* Excerpt to read *

++++++++++++++++++++

Common Sense: A sleeping giant

Since the age of photography, the number of images that garner such a great emotional response that they result in a major policy action are very few. These are the images that stay in our minds, the photos that tear at our souls.

Often, they involve war or violence such as the planes hitting the World Trade Center; the battleships sinking at Pearl Harbor or the Kent State student in anguish over the body of a fellow student killed by the National Guard. You do not have to have been from the era of the photo to appreciate the meaning or to understand the effect the picture had on the country and how it responded. These pictures elicit an emotional response even today.

The picture represents an event that carried great weight in our national consciousness and as such becomes a constant reminder in our crusade to “Never Forget.” These images are few and far between.

++++++++++++++++++++

* Given material *
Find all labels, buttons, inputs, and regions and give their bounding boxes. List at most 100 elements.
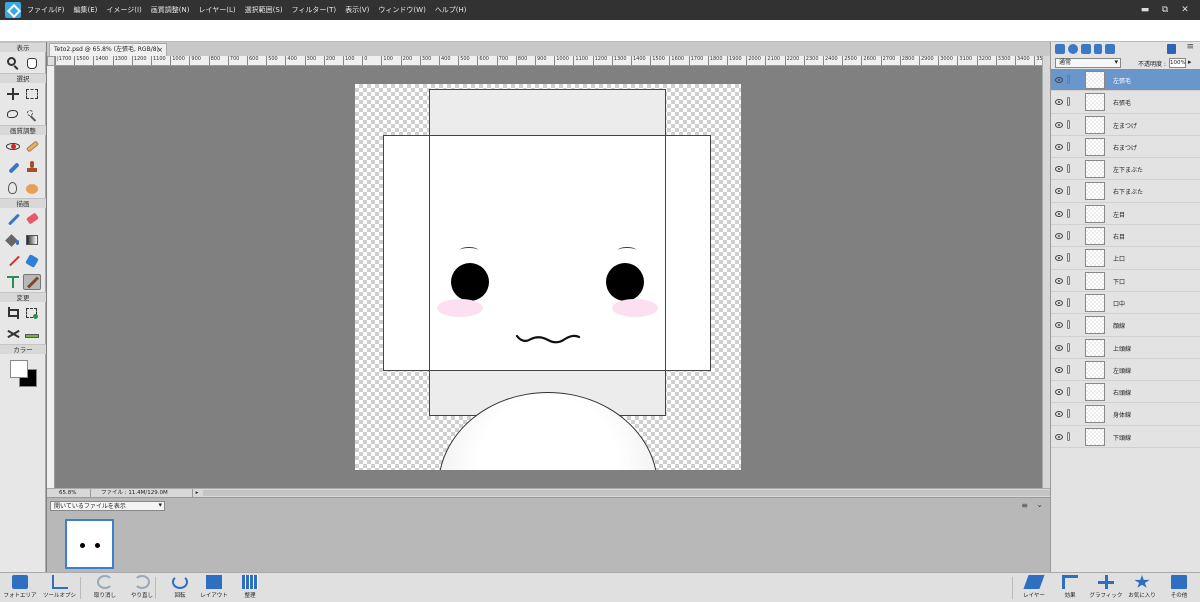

++++++++++++++++++++

* What to do *
[a] In the column, what does the Kent State photograph show?
[b] Repeat the portion of the column starting at "Since the age" and ending at "and far between.".

* The responses *
[a] A student in anguish over the body of a fellow student killed by the National Guard.

[b]
Since the age of photography, the number of images that garner such a great emotional response that they result in a major policy action are very few. These are the images that stay in our minds, the photos that tear at our souls.

Often, they involve war or violence such as the planes hitting the World Trade Center; the battleships sinking at Pearl Harbor or the Kent State student in anguish over the body of a fellow student killed by the National Guard. You do not have to have been from the era of the photo to appreciate the meaning or to understand the effect the picture had on the country and how it responded. These pictures elicit an emotional response even today.

The picture represents an event that carried great weight in our national consciousness and as such becomes a constant reminder in our crusade to “Never Forget.” These images are few and far between.